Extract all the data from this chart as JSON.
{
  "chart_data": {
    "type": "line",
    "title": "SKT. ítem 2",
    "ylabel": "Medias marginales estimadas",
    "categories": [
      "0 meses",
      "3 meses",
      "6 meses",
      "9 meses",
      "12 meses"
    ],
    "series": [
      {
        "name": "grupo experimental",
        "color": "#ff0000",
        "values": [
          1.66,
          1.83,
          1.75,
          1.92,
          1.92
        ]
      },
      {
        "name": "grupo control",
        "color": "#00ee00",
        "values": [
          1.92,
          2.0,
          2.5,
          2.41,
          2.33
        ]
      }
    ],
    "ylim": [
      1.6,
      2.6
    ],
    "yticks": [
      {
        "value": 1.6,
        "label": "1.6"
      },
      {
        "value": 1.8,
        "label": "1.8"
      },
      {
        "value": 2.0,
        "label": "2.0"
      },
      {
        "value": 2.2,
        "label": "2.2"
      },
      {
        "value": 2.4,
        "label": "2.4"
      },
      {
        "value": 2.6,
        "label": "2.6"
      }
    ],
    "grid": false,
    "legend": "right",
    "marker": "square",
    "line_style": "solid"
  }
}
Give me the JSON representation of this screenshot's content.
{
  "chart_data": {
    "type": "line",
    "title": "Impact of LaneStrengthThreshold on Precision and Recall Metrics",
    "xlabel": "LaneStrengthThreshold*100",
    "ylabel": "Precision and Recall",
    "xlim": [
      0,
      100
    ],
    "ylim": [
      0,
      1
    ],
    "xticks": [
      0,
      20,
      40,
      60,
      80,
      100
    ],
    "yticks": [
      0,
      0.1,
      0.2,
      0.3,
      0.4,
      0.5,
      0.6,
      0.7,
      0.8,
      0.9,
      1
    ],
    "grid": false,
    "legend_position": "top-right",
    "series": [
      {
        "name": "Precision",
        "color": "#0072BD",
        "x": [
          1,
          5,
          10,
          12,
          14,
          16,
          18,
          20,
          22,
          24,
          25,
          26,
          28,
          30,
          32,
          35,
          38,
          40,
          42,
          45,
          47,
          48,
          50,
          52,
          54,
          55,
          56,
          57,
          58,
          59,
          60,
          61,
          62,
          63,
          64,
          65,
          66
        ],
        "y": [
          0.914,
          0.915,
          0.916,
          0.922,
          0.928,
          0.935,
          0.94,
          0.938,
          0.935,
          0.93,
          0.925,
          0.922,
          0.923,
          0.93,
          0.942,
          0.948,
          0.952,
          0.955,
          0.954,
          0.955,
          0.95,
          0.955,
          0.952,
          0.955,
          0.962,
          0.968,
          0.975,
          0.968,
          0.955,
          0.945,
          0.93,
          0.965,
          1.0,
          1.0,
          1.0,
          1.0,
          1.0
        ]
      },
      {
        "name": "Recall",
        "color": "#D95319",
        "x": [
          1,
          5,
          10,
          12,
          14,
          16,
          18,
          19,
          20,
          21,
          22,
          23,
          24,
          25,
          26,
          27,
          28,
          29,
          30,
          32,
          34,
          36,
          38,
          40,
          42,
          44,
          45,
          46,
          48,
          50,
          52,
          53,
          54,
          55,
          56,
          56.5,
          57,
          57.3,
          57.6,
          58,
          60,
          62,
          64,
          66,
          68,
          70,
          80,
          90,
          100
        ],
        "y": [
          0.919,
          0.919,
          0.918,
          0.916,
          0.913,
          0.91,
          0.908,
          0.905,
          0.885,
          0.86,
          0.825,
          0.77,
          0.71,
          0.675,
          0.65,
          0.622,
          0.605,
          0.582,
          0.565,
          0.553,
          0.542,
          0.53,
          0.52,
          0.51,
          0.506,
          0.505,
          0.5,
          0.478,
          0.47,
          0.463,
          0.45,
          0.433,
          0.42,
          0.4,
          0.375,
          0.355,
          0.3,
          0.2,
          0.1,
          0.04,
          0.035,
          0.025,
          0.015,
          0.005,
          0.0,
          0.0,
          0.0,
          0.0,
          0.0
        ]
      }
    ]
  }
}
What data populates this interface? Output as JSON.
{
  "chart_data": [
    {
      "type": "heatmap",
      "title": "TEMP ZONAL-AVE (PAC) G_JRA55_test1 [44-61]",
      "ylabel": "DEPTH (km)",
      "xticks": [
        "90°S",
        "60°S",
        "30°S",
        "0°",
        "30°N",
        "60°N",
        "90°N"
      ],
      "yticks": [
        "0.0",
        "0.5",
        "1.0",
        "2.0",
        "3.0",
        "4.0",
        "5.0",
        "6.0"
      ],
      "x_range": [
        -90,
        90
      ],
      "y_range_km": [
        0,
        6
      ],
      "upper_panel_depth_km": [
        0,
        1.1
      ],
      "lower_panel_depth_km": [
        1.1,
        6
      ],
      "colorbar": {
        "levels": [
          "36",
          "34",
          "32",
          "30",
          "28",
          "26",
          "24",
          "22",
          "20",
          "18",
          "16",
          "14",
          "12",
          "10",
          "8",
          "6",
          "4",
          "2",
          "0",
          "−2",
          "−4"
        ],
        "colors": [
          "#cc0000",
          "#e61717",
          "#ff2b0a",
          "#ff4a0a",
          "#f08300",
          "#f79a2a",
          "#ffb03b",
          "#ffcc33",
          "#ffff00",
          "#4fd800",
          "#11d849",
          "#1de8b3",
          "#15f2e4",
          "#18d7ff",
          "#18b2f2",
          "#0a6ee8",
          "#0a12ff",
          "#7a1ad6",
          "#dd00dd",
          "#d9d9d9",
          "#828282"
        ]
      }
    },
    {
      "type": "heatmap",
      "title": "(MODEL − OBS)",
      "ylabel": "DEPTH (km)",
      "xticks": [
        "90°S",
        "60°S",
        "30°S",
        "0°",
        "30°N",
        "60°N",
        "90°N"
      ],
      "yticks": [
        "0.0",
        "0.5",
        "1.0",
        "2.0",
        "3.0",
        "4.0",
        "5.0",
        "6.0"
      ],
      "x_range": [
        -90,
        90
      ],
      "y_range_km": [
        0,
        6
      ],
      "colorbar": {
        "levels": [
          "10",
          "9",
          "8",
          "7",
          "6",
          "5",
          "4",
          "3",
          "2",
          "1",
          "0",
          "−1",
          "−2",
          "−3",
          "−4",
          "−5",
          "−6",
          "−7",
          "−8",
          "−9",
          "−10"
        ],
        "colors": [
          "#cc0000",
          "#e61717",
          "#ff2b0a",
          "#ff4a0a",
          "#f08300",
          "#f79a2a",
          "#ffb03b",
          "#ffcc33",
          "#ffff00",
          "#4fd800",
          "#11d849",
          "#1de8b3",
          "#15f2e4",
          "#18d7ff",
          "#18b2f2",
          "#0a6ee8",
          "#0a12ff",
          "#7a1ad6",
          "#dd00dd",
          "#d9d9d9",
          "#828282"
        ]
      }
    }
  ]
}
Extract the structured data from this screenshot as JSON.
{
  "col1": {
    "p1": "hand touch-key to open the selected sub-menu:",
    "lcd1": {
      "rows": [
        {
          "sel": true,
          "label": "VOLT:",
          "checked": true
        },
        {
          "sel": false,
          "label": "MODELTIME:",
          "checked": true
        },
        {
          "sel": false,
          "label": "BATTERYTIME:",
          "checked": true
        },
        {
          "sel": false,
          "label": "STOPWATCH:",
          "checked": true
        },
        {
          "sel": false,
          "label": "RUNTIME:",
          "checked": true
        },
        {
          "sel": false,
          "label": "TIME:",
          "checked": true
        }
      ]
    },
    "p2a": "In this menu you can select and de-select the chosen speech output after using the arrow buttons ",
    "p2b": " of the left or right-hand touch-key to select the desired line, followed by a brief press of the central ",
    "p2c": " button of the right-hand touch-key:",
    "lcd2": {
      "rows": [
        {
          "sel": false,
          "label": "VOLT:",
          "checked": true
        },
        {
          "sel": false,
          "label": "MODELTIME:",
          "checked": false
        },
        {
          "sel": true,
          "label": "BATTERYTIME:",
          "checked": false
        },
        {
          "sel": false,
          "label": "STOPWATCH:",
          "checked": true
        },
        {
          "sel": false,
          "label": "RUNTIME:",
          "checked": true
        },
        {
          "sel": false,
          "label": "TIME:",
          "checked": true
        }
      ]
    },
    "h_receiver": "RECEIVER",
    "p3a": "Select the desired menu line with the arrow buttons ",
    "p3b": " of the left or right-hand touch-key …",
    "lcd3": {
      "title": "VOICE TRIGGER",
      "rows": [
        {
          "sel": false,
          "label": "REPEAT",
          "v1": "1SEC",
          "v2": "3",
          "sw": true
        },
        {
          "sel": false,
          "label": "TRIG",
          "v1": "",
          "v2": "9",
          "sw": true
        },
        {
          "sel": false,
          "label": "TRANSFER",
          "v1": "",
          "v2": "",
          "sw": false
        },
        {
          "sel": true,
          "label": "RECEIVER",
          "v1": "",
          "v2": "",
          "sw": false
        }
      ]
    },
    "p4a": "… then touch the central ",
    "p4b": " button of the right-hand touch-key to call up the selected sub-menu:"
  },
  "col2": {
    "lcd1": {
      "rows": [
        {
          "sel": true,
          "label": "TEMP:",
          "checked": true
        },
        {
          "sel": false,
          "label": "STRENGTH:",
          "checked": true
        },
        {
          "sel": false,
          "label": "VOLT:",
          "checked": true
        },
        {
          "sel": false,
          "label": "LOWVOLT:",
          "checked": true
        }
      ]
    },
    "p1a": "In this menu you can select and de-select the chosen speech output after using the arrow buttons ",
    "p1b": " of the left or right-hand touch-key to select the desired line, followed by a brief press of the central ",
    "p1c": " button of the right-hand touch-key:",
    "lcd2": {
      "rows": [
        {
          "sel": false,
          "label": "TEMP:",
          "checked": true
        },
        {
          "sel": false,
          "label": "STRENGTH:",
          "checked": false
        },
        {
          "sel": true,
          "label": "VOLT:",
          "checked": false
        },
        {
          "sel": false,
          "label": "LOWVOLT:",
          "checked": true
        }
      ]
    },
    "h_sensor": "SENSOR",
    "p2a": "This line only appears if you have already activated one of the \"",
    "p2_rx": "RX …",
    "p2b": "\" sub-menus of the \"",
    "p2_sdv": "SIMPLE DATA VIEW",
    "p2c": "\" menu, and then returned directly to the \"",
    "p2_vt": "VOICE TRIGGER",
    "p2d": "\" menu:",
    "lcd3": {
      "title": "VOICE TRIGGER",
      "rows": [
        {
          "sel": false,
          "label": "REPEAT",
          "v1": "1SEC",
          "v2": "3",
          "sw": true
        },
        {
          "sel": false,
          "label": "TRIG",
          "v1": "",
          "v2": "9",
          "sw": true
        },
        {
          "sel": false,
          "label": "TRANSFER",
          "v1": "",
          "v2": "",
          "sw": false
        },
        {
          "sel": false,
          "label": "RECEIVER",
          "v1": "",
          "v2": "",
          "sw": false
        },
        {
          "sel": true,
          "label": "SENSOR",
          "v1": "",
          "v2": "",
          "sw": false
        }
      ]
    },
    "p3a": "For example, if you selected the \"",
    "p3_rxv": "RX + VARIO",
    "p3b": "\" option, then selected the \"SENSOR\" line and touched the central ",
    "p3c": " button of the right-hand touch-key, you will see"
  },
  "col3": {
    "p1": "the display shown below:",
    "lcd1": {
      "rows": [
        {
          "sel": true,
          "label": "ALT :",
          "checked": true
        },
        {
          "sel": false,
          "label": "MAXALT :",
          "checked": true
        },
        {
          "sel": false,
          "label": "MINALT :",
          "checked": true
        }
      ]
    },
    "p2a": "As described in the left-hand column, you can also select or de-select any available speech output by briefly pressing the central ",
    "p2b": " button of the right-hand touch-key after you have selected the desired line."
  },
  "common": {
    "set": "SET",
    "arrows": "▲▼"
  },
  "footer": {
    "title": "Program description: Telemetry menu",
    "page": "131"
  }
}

WRITTEN PROBLEM => Scan the material above. Copy each line that holds the word "followed".

TASK SOLUTION =>
    "p2b": " of the left or right-hand touch-key to select the desired line, followed by a brief press of the central ",
    "p1b": " of the left or right-hand touch-key to select the desired line, followed by a brief press of the central ",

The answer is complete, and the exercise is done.